* **Directive**
Extract all lines that hold "savo" from the records below.

* **Data records**

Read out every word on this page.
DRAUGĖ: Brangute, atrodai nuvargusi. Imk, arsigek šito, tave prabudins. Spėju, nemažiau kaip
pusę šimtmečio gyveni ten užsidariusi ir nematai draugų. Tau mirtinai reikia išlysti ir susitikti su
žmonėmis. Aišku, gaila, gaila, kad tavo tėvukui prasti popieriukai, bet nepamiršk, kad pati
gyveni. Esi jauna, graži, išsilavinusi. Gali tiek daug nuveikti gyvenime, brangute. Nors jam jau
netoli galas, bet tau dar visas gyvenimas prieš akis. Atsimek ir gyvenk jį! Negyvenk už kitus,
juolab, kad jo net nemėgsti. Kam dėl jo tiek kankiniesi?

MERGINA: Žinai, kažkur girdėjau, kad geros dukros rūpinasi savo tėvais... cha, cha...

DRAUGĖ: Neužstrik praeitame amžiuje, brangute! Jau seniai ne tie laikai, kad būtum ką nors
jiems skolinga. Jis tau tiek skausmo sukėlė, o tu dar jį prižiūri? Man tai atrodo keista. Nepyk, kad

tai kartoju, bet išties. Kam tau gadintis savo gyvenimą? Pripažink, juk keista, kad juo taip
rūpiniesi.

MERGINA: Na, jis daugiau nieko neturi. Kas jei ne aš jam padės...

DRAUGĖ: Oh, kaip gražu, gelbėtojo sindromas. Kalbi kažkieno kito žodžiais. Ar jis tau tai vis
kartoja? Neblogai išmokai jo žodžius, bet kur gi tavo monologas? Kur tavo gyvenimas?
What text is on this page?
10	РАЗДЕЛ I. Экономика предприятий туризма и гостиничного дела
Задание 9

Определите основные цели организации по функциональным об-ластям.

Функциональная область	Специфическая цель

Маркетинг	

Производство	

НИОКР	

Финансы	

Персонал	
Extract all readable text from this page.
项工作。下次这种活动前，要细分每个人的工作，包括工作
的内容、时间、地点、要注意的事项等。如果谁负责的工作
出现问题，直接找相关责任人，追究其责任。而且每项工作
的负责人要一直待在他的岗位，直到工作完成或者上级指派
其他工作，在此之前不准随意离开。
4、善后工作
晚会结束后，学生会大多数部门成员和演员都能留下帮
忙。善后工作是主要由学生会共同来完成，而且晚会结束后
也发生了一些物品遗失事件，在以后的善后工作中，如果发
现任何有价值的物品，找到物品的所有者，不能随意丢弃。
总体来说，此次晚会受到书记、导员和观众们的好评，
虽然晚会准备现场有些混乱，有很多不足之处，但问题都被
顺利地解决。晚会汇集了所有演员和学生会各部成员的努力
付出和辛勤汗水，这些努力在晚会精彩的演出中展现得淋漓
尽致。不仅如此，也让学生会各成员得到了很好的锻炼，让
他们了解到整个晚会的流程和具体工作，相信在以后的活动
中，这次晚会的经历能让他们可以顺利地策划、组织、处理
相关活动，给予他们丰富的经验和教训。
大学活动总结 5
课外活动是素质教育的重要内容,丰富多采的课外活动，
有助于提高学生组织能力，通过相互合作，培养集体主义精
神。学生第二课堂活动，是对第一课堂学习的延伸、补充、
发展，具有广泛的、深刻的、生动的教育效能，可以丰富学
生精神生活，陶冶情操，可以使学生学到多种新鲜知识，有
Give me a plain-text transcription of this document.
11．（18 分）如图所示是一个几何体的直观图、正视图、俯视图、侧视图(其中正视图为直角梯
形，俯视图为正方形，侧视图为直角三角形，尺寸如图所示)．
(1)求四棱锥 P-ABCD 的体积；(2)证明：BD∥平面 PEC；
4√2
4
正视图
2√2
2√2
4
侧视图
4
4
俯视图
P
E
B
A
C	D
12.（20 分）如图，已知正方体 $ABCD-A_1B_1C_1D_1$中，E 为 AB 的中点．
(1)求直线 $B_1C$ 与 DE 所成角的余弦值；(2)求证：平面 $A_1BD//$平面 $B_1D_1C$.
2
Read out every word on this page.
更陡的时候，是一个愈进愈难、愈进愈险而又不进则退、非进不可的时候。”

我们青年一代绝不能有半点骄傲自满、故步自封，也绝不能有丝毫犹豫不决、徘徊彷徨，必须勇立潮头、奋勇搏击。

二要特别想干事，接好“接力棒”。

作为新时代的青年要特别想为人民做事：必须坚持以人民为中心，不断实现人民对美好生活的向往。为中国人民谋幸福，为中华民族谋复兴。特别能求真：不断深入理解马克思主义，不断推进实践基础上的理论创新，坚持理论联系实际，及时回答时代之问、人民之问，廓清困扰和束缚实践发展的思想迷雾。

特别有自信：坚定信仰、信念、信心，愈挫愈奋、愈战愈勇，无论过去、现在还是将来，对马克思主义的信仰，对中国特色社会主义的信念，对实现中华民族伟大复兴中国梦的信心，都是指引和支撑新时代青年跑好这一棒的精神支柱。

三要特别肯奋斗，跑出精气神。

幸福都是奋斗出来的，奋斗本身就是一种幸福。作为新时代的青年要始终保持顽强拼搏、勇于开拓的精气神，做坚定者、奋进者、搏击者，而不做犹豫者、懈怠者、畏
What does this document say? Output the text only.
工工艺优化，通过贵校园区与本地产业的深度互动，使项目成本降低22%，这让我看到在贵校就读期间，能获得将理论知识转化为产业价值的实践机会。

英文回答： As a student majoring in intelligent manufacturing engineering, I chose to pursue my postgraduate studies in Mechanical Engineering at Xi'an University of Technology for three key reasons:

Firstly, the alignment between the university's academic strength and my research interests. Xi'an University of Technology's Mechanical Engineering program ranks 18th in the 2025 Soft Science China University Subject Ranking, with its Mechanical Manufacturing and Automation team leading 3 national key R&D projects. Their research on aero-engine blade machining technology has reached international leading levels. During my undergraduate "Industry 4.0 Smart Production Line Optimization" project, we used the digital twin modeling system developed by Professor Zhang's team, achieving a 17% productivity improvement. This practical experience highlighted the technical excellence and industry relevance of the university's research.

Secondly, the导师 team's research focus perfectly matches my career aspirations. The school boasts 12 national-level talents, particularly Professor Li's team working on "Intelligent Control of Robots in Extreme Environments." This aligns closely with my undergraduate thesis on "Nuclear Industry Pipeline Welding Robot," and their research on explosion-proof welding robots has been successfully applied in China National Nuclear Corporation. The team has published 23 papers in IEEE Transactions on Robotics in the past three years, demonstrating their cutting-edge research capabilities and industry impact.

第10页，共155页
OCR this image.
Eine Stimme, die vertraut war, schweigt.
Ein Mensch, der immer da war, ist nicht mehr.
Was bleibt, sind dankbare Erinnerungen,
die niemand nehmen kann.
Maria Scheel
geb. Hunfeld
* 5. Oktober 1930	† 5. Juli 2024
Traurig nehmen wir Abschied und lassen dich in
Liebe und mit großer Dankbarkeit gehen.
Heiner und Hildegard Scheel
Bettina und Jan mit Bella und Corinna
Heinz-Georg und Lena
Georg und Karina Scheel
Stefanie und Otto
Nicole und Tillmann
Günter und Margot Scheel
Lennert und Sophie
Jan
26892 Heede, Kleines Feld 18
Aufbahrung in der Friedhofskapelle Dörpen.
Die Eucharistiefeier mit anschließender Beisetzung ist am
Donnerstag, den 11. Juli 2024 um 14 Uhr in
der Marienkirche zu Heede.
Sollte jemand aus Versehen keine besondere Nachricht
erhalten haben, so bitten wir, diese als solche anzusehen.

* **Completed exercise**
MERGINA: Žinai, kažkur girdėjau, kad geros dukros rūpinasi savo tėvais... cha, cha...
tai kartoju, bet išties. Kam tau gadintis savo gyvenimą? Pripažink, juk keista, kad juo taip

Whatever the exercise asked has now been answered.